Data excerpts:
####################

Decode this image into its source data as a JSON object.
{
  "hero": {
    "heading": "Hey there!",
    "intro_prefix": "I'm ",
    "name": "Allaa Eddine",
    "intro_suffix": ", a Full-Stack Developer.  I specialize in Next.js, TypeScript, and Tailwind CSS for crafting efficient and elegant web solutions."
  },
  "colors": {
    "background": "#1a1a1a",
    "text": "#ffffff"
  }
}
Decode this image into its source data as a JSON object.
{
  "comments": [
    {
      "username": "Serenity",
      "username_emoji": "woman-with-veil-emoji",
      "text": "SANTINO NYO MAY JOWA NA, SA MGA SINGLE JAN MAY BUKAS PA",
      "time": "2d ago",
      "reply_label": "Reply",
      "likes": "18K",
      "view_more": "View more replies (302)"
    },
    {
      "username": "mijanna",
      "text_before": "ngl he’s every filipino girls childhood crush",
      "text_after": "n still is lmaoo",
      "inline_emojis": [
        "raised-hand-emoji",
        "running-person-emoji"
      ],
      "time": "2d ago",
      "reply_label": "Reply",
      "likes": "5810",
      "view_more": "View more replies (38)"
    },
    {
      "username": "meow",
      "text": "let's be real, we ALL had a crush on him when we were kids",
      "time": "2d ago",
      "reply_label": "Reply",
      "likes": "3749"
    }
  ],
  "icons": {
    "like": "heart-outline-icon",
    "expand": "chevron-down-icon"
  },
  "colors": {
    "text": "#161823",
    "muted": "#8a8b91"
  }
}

####################

[Brief] Make a verbatim copy of every entry shown above.

[Task response]
Decode this image into its source data as a JSON object.
{
  "hero": {
    "heading": "Hey there!",
    "intro_prefix": "I'm ",
    "name": "Allaa Eddine",
    "intro_suffix": ", a Full-Stack Developer.  I specialize in Next.js, TypeScript, and Tailwind CSS for crafting efficient and elegant web solutions."
  },
  "colors": {
    "background": "#1a1a1a",
    "text": "#ffffff"
  }
}
Decode this image into its source data as a JSON object.
{
  "comments": [
    {
      "username": "Serenity",
      "username_emoji": "woman-with-veil-emoji",
      "text": "SANTINO NYO MAY JOWA NA, SA MGA SINGLE JAN MAY BUKAS PA",
      "time": "2d ago",
      "reply_label": "Reply",
      "likes": "18K",
      "view_more": "View more replies (302)"
    },
    {
      "username": "mijanna",
      "text_before": "ngl he’s every filipino girls childhood crush",
      "text_after": "n still is lmaoo",
      "inline_emojis": [
        "raised-hand-emoji",
        "running-person-emoji"
      ],
      "time": "2d ago",
      "reply_label": "Reply",
      "likes": "5810",
      "view_more": "View more replies (38)"
    },
    {
      "username": "meow",
      "text": "let's be real, we ALL had a crush on him when we were kids",
      "time": "2d ago",
      "reply_label": "Reply",
      "likes": "3749"
    }
  ],
  "icons": {
    "like": "heart-outline-icon",
    "expand": "chevron-down-icon"
  },
  "colors": {
    "text": "#161823",
    "muted": "#8a8b91"
  }
}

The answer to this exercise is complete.